- **Problem to work on**: Copy every one of the following rows and leave each character unchanged.

━━━━━━━━━━

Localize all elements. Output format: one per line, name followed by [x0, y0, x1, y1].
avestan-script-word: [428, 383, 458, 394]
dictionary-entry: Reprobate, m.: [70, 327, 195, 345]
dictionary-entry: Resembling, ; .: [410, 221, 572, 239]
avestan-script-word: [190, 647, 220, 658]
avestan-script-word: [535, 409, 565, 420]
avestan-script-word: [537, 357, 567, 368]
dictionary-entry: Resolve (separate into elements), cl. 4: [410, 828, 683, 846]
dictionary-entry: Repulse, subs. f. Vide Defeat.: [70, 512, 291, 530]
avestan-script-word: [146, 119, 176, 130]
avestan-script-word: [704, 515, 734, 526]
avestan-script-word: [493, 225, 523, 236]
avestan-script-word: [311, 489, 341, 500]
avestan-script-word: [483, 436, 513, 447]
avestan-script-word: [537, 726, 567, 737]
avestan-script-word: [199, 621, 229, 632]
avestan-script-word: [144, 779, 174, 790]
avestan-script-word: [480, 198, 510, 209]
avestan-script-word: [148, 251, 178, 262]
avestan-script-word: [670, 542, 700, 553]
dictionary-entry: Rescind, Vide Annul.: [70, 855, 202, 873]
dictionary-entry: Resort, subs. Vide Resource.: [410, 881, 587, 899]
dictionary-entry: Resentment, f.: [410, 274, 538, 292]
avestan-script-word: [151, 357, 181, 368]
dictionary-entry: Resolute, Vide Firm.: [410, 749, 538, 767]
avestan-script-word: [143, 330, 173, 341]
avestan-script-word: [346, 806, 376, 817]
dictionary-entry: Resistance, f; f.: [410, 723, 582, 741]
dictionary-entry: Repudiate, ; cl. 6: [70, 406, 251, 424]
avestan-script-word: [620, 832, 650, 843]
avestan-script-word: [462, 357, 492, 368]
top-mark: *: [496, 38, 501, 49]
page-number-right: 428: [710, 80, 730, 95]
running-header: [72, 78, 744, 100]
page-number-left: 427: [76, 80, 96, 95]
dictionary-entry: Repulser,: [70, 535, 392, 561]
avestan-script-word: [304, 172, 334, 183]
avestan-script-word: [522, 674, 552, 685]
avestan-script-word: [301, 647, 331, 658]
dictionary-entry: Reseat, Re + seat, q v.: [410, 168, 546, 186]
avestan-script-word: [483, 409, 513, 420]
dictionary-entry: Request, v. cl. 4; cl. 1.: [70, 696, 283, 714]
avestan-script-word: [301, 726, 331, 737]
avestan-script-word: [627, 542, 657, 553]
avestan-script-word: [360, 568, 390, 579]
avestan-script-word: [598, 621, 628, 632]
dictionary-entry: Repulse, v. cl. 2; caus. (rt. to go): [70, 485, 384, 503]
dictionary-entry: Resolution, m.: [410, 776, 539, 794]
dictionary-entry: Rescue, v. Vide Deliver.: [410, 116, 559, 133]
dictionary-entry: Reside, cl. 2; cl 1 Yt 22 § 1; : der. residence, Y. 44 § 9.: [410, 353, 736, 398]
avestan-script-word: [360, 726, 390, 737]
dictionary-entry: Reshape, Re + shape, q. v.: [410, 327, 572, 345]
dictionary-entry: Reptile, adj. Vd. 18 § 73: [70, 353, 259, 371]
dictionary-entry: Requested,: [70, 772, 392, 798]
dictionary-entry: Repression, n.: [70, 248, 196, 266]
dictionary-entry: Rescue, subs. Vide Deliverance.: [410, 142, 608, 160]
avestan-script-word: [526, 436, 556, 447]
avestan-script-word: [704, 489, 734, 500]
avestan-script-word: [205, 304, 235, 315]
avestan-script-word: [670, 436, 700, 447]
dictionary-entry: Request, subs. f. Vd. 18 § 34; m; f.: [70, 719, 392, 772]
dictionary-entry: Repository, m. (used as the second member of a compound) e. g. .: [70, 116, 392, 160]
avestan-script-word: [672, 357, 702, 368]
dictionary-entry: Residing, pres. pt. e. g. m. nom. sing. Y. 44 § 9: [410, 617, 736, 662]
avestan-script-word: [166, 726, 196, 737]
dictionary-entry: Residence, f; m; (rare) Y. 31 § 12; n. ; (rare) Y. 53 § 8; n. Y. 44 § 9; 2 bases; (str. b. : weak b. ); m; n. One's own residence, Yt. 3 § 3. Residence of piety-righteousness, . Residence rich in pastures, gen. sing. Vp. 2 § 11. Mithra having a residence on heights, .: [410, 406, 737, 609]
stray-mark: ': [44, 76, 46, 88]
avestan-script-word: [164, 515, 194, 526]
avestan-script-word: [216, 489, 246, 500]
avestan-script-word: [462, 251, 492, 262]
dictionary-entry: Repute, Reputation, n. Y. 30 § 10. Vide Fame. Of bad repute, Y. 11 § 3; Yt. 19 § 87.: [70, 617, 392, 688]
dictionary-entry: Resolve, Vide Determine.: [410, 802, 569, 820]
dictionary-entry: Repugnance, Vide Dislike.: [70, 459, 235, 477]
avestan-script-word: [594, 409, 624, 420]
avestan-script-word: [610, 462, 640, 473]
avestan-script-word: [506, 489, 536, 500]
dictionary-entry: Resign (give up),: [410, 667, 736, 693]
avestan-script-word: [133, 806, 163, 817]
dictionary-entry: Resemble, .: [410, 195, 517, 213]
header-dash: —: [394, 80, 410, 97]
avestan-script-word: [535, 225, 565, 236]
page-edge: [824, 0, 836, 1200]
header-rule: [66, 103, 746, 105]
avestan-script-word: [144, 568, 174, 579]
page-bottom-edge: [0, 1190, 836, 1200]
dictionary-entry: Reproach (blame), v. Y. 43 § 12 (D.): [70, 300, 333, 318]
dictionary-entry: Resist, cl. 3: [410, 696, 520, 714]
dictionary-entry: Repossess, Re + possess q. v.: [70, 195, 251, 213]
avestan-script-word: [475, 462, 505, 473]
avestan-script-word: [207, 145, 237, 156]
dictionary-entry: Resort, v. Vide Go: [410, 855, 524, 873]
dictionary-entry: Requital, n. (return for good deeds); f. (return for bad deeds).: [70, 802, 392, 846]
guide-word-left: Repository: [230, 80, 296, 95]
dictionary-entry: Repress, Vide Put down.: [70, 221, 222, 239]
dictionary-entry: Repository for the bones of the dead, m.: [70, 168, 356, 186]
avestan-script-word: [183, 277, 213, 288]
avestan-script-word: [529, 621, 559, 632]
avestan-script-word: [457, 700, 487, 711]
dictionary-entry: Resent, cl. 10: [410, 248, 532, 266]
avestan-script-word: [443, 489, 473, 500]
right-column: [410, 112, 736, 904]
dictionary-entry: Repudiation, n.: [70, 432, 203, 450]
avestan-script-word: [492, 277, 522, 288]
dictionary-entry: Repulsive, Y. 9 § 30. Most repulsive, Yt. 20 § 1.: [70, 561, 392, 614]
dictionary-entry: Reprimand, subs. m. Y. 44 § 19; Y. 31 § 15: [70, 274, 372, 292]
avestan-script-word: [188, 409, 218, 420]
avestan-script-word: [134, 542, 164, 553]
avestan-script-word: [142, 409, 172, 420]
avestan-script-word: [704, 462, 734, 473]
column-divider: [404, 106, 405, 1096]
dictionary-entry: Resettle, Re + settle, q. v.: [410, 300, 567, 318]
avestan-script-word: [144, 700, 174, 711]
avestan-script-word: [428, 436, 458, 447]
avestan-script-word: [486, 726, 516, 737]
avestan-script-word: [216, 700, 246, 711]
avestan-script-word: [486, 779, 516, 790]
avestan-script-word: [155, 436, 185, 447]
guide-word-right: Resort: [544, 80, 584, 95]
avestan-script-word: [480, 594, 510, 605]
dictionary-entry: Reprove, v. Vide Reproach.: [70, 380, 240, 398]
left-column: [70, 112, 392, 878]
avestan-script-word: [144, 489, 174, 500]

━━━━━━━━━━

- **Result of the task**:
Localize all elements. Output format: one per line, name followed by [x0, y0, x1, y1].
avestan-script-word: [428, 383, 458, 394]
dictionary-entry: Reprobate, m.: [70, 327, 195, 345]
dictionary-entry: Resembling, ; .: [410, 221, 572, 239]
avestan-script-word: [190, 647, 220, 658]
avestan-script-word: [535, 409, 565, 420]
avestan-script-word: [537, 357, 567, 368]
dictionary-entry: Resolve (separate into elements), cl. 4: [410, 828, 683, 846]
dictionary-entry: Repulse, subs. f. Vide Defeat.: [70, 512, 291, 530]
avestan-script-word: [146, 119, 176, 130]
avestan-script-word: [704, 515, 734, 526]
avestan-script-word: [493, 225, 523, 236]
avestan-script-word: [311, 489, 341, 500]
avestan-script-word: [483, 436, 513, 447]
avestan-script-word: [537, 726, 567, 737]
avestan-script-word: [199, 621, 229, 632]
avestan-script-word: [144, 779, 174, 790]
avestan-script-word: [480, 198, 510, 209]
avestan-script-word: [148, 251, 178, 262]
avestan-script-word: [670, 542, 700, 553]
dictionary-entry: Rescind, Vide Annul.: [70, 855, 202, 873]
dictionary-entry: Resort, subs. Vide Resource.: [410, 881, 587, 899]
dictionary-entry: Resentment, f.: [410, 274, 538, 292]
avestan-script-word: [151, 357, 181, 368]
dictionary-entry: Resolute, Vide Firm.: [410, 749, 538, 767]
avestan-script-word: [143, 330, 173, 341]
avestan-script-word: [346, 806, 376, 817]
dictionary-entry: Resistance, f; f.: [410, 723, 582, 741]
dictionary-entry: Repudiate, ; cl. 6: [70, 406, 251, 424]
avestan-script-word: [620, 832, 650, 843]
avestan-script-word: [462, 357, 492, 368]
top-mark: *: [496, 38, 501, 49]
page-number-right: 428: [710, 80, 730, 95]
running-header: [72, 78, 744, 100]
page-number-left: 427: [76, 80, 96, 95]
dictionary-entry: Repulser,: [70, 535, 392, 561]
avestan-script-word: [304, 172, 334, 183]
avestan-script-word: [522, 674, 552, 685]
avestan-script-word: [301, 647, 331, 658]
dictionary-entry: Reseat, Re + seat, q v.: [410, 168, 546, 186]
avestan-script-word: [483, 409, 513, 420]
dictionary-entry: Request, v. cl. 4; cl. 1.: [70, 696, 283, 714]
avestan-script-word: [301, 726, 331, 737]
avestan-script-word: [627, 542, 657, 553]
avestan-script-word: [360, 568, 390, 579]
avestan-script-word: [598, 621, 628, 632]
dictionary-entry: Repulse, v. cl. 2; caus. (rt. to go): [70, 485, 384, 503]
dictionary-entry: Resolution, m.: [410, 776, 539, 794]
dictionary-entry: Rescue, v. Vide Deliver.: [410, 116, 559, 133]
dictionary-entry: Reside, cl. 2; cl 1 Yt 22 § 1; : der. residence, Y. 44 § 9.: [410, 353, 736, 398]
avestan-script-word: [360, 726, 390, 737]
dictionary-entry: Reshape, Re + shape, q. v.: [410, 327, 572, 345]
dictionary-entry: Reptile, adj. Vd. 18 § 73: [70, 353, 259, 371]
dictionary-entry: Requested,: [70, 772, 392, 798]
dictionary-entry: Repression, n.: [70, 248, 196, 266]
dictionary-entry: Rescue, subs. Vide Deliverance.: [410, 142, 608, 160]
avestan-script-word: [526, 436, 556, 447]
avestan-script-word: [704, 489, 734, 500]
avestan-script-word: [205, 304, 235, 315]
avestan-script-word: [670, 436, 700, 447]
dictionary-entry: Request, subs. f. Vd. 18 § 34; m; f.: [70, 719, 392, 772]
dictionary-entry: Repository, m. (used as the second member of a compound) e. g. .: [70, 116, 392, 160]
avestan-script-word: [672, 357, 702, 368]
dictionary-entry: Residing, pres. pt. e. g. m. nom. sing. Y. 44 § 9: [410, 617, 736, 662]
avestan-script-word: [166, 726, 196, 737]
dictionary-entry: Residence, f; m; (rare) Y. 31 § 12; n. ; (rare) Y. 53 § 8; n. Y. 44 § 9; 2 bases; (str. b. : weak b. ); m; n. One's own residence, Yt. 3 § 3. Residence of piety-righteousness, . Residence rich in pastures, gen. sing. Vp. 2 § 11. Mithra having a residence on heights, .: [410, 406, 737, 609]
stray-mark: ': [44, 76, 46, 88]
avestan-script-word: [164, 515, 194, 526]
avestan-script-word: [216, 489, 246, 500]
avestan-script-word: [462, 251, 492, 262]
dictionary-entry: Repute, Reputation, n. Y. 30 § 10. Vide Fame. Of bad repute, Y. 11 § 3; Yt. 19 § 87.: [70, 617, 392, 688]
dictionary-entry: Resolve, Vide Determine.: [410, 802, 569, 820]
dictionary-entry: Repugnance, Vide Dislike.: [70, 459, 235, 477]
avestan-script-word: [594, 409, 624, 420]
avestan-script-word: [610, 462, 640, 473]
avestan-script-word: [506, 489, 536, 500]
dictionary-entry: Resign (give up),: [410, 667, 736, 693]
avestan-script-word: [133, 806, 163, 817]
dictionary-entry: Resemble, .: [410, 195, 517, 213]
header-dash: —: [394, 80, 410, 97]
avestan-script-word: [535, 225, 565, 236]
page-edge: [824, 0, 836, 1200]
header-rule: [66, 103, 746, 105]
avestan-script-word: [144, 568, 174, 579]
page-bottom-edge: [0, 1190, 836, 1200]
dictionary-entry: Reproach (blame), v. Y. 43 § 12 (D.): [70, 300, 333, 318]
dictionary-entry: Resist, cl. 3: [410, 696, 520, 714]
dictionary-entry: Repossess, Re + possess q. v.: [70, 195, 251, 213]
avestan-script-word: [475, 462, 505, 473]
avestan-script-word: [207, 145, 237, 156]
dictionary-entry: Resort, v. Vide Go: [410, 855, 524, 873]
dictionary-entry: Requital, n. (return for good deeds); f. (return for bad deeds).: [70, 802, 392, 846]
guide-word-left: Repository: [230, 80, 296, 95]
dictionary-entry: Repress, Vide Put down.: [70, 221, 222, 239]
dictionary-entry: Repository for the bones of the dead, m.: [70, 168, 356, 186]
avestan-script-word: [183, 277, 213, 288]
avestan-script-word: [529, 621, 559, 632]
avestan-script-word: [457, 700, 487, 711]
dictionary-entry: Resent, cl. 10: [410, 248, 532, 266]
avestan-script-word: [443, 489, 473, 500]
right-column: [410, 112, 736, 904]
dictionary-entry: Repudiation, n.: [70, 432, 203, 450]
avestan-script-word: [492, 277, 522, 288]
dictionary-entry: Repulsive, Y. 9 § 30. Most repulsive, Yt. 20 § 1.: [70, 561, 392, 614]
dictionary-entry: Reprimand, subs. m. Y. 44 § 19; Y. 31 § 15: [70, 274, 372, 292]
avestan-script-word: [188, 409, 218, 420]
avestan-script-word: [134, 542, 164, 553]
avestan-script-word: [142, 409, 172, 420]
avestan-script-word: [704, 462, 734, 473]
column-divider: [404, 106, 405, 1096]
dictionary-entry: Resettle, Re + settle, q. v.: [410, 300, 567, 318]
avestan-script-word: [144, 700, 174, 711]
avestan-script-word: [428, 436, 458, 447]
avestan-script-word: [486, 726, 516, 737]
avestan-script-word: [216, 700, 246, 711]
avestan-script-word: [486, 779, 516, 790]
avestan-script-word: [155, 436, 185, 447]
guide-word-right: Resort: [544, 80, 584, 95]
avestan-script-word: [480, 594, 510, 605]
dictionary-entry: Reprove, v. Vide Reproach.: [70, 380, 240, 398]
left-column: [70, 112, 392, 878]
avestan-script-word: [144, 489, 174, 500]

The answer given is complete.